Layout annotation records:
******
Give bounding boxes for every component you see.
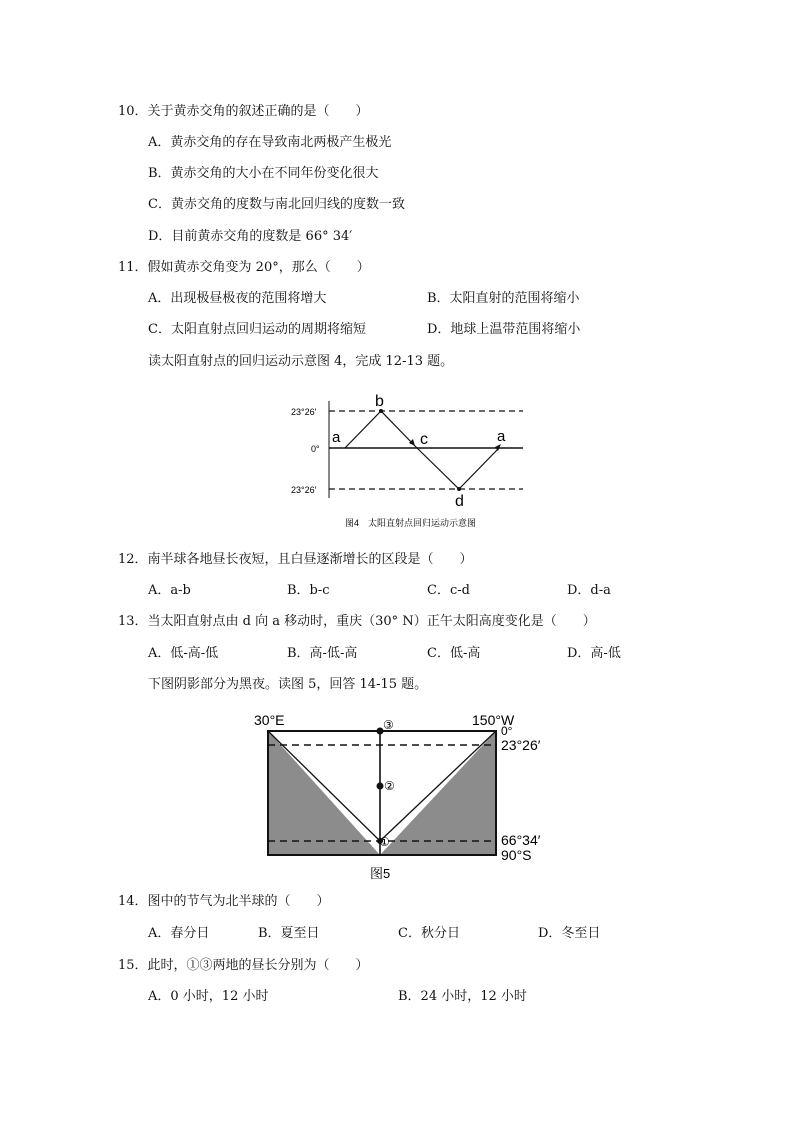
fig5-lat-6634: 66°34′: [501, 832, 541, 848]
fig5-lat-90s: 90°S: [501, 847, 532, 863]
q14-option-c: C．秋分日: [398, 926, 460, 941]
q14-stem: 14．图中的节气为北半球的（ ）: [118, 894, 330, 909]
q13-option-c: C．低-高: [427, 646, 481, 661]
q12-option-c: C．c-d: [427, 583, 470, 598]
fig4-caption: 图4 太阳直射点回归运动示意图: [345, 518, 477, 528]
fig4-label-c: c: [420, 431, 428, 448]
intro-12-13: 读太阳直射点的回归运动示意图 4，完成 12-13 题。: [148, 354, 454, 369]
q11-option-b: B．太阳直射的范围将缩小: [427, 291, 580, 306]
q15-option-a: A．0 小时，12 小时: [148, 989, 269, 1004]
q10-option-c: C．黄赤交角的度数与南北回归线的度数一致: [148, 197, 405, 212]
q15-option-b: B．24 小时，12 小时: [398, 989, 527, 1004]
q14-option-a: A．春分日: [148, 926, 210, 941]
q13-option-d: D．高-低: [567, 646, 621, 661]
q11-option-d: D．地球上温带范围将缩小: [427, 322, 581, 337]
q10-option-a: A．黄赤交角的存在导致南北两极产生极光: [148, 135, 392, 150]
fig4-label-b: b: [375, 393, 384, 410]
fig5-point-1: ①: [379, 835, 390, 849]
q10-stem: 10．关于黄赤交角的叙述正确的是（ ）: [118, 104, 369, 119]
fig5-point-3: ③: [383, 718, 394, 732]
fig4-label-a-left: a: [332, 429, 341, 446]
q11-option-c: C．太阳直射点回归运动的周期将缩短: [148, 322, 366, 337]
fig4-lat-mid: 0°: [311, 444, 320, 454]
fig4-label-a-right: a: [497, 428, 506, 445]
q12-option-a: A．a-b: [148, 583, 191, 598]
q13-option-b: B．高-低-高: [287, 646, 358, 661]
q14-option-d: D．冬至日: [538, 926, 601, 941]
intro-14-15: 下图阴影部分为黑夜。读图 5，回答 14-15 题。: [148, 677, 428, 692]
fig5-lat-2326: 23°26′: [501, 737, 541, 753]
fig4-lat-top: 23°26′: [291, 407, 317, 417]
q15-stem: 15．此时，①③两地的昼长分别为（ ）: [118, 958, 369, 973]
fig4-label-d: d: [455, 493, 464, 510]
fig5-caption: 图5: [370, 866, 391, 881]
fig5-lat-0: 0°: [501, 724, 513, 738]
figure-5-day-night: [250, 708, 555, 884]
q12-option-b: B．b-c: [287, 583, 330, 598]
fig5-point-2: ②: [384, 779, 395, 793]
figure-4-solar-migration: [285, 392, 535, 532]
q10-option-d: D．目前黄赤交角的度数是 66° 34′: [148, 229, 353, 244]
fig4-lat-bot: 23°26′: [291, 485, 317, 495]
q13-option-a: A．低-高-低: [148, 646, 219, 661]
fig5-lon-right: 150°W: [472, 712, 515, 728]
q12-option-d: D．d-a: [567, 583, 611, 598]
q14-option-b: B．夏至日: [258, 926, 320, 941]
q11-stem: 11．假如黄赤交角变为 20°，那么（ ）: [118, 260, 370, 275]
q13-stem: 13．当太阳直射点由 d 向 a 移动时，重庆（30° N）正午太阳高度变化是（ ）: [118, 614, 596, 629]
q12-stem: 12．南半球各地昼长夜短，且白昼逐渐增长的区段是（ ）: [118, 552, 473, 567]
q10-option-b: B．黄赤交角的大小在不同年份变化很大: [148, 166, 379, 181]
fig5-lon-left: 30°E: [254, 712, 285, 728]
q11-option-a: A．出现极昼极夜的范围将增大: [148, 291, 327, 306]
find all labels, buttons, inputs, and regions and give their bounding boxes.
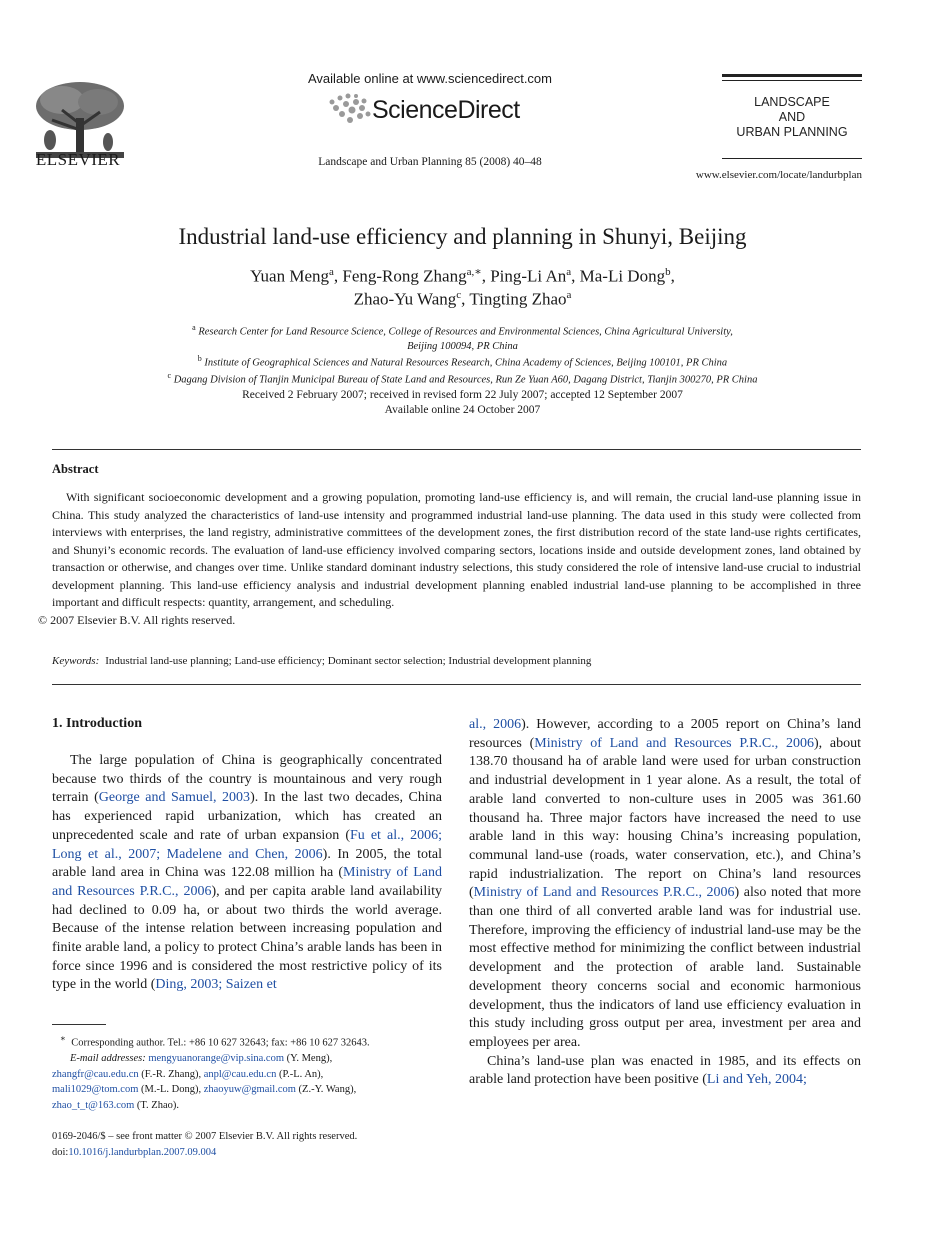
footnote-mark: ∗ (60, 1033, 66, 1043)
******
Set problem: Transcribe every line of the items above character for character, leaving out the picture lines.

Result below:
Give bounding boxes for every component you see.
fig5-lat-6634: 66°34′: [501, 832, 541, 848]
fig5-lat-90s: 90°S: [501, 847, 532, 863]
q14-option-c: C．秋分日: [398, 926, 460, 941]
q14-stem: 14．图中的节气为北半球的（ ）: [118, 894, 330, 909]
q13-option-c: C．低-高: [427, 646, 481, 661]
q12-option-c: C．c-d: [427, 583, 470, 598]
fig4-caption: 图4 太阳直射点回归运动示意图: [345, 518, 477, 528]
fig4-label-c: c: [420, 431, 428, 448]
intro-12-13: 读太阳直射点的回归运动示意图 4，完成 12-13 题。: [148, 354, 454, 369]
q11-option-b: B．太阳直射的范围将缩小: [427, 291, 580, 306]
q15-option-a: A．0 小时，12 小时: [148, 989, 269, 1004]
q10-option-c: C．黄赤交角的度数与南北回归线的度数一致: [148, 197, 405, 212]
q15-option-b: B．24 小时，12 小时: [398, 989, 527, 1004]
q14-option-a: A．春分日: [148, 926, 210, 941]
q13-option-d: D．高-低: [567, 646, 621, 661]
q11-option-d: D．地球上温带范围将缩小: [427, 322, 581, 337]
q10-option-a: A．黄赤交角的存在导致南北两极产生极光: [148, 135, 392, 150]
fig4-label-b: b: [375, 393, 384, 410]
fig5-point-1: ①: [379, 835, 390, 849]
q10-stem: 10．关于黄赤交角的叙述正确的是（ ）: [118, 104, 369, 119]
fig5-point-3: ③: [383, 718, 394, 732]
fig4-label-a-left: a: [332, 429, 341, 446]
q11-option-c: C．太阳直射点回归运动的周期将缩短: [148, 322, 366, 337]
fig4-lat-mid: 0°: [311, 444, 320, 454]
fig4-label-a-right: a: [497, 428, 506, 445]
q12-option-a: A．a-b: [148, 583, 191, 598]
q13-option-b: B．高-低-高: [287, 646, 358, 661]
q14-option-d: D．冬至日: [538, 926, 601, 941]
intro-14-15: 下图阴影部分为黑夜。读图 5，回答 14-15 题。: [148, 677, 428, 692]
fig5-lat-2326: 23°26′: [501, 737, 541, 753]
fig4-lat-top: 23°26′: [291, 407, 317, 417]
q15-stem: 15．此时，①③两地的昼长分别为（ ）: [118, 958, 369, 973]
fig4-label-d: d: [455, 493, 464, 510]
fig5-caption: 图5: [370, 866, 391, 881]
fig5-lat-0: 0°: [501, 724, 513, 738]
figure-5-day-night: [250, 708, 555, 884]
q12-option-b: B．b-c: [287, 583, 330, 598]
fig5-point-2: ②: [384, 779, 395, 793]
figure-4-solar-migration: [285, 392, 535, 532]
q10-option-d: D．目前黄赤交角的度数是 66° 34′: [148, 229, 353, 244]
fig4-lat-bot: 23°26′: [291, 485, 317, 495]
q13-option-a: A．低-高-低: [148, 646, 219, 661]
fig5-lon-right: 150°W: [472, 712, 515, 728]
q12-option-d: D．d-a: [567, 583, 611, 598]
q14-option-b: B．夏至日: [258, 926, 320, 941]
q11-stem: 11．假如黄赤交角变为 20°，那么（ ）: [118, 260, 370, 275]
q13-stem: 13．当太阳直射点由 d 向 a 移动时，重庆（30° N）正午太阳高度变化是（ ）: [118, 614, 596, 629]
q12-stem: 12．南半球各地昼长夜短，且白昼逐渐增长的区段是（ ）: [118, 552, 473, 567]
q10-option-b: B．黄赤交角的大小在不同年份变化很大: [148, 166, 379, 181]
fig5-lon-left: 30°E: [254, 712, 285, 728]
q11-option-a: A．出现极昼极夜的范围将增大: [148, 291, 327, 306]
find all labels, buttons, inputs, and regions and give their bounding boxes.
footnote-mark: ∗ (60, 1033, 66, 1043)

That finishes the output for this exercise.